[Recorded data]
***
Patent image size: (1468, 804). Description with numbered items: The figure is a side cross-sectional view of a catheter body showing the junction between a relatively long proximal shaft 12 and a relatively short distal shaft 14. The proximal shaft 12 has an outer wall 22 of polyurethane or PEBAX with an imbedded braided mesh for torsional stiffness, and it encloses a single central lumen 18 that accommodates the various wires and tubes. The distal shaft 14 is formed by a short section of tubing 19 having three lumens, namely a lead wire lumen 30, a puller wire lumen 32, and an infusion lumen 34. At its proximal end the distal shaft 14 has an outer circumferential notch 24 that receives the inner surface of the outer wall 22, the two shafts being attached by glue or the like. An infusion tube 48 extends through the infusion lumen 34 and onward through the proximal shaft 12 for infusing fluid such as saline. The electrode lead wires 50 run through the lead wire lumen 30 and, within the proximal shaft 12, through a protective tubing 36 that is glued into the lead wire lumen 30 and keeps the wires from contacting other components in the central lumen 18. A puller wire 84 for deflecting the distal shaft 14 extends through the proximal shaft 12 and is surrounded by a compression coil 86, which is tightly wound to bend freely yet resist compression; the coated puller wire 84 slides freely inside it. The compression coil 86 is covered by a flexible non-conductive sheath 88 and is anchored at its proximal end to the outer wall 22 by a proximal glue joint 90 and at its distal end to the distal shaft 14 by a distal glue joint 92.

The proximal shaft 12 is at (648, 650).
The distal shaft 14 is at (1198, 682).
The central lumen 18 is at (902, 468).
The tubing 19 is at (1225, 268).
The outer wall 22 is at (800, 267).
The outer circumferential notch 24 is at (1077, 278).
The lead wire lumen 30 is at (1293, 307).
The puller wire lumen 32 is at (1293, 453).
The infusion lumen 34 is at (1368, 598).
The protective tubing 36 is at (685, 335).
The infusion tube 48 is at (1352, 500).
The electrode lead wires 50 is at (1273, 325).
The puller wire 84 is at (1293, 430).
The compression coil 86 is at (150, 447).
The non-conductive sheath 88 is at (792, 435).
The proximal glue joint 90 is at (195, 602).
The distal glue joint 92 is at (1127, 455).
***
> [Short task]: Convert the items from the start through the line that contains "The central lumen 18 is at (902, 468)." into a JSON list of strings, with one string per line and any blank lines left out.

> [Final result]:
[
  "Patent image size: (1468, 804). Description with numbered items: The figure is a side cross-sectional view of a catheter body showing the junction between a relatively long proximal shaft 12 and a relatively short distal shaft 14. The proximal shaft 12 has an outer wall 22 of polyurethane or PEBAX with an imbedded braided mesh for torsional stiffness, and it encloses a single central lumen 18 that accommodates the various wires and tubes. The distal shaft 14 is formed by a short section of tubing 19 having three lumens, namely a lead wire lumen 30, a puller wire lumen 32, and an infusion lumen 34. At its proximal end the distal shaft 14 has an outer circumferential notch 24 that receives the inner surface of the outer wall 22, the two shafts being attached by glue or the like. An infusion tube 48 extends through the infusion lumen 34 and onward through the proximal shaft 12 for infusing fluid such as saline. The electrode lead wires 50 run through the lead wire lumen 30 and, within the proximal shaft 12, through a protective tubing 36 that is glued into the lead wire lumen 30 and keeps the wires from contacting other components in the central lumen 18. A puller wire 84 for deflecting the distal shaft 14 extends through the proximal shaft 12 and is surrounded by a compression coil 86, which is tightly wound to bend freely yet resist compression; the coated puller wire 84 slides freely inside it. The compression coil 86 is covered by a flexible non-conductive sheath 88 and is anchored at its proximal end to the outer wall 22 by a proximal glue joint 90 and at its distal end to the distal shaft 14 by a distal glue joint 92.",
  "The proximal shaft 12 is at (648, 650).",
  "The distal shaft 14 is at (1198, 682).",
  "The central lumen 18 is at (902, 468)."
]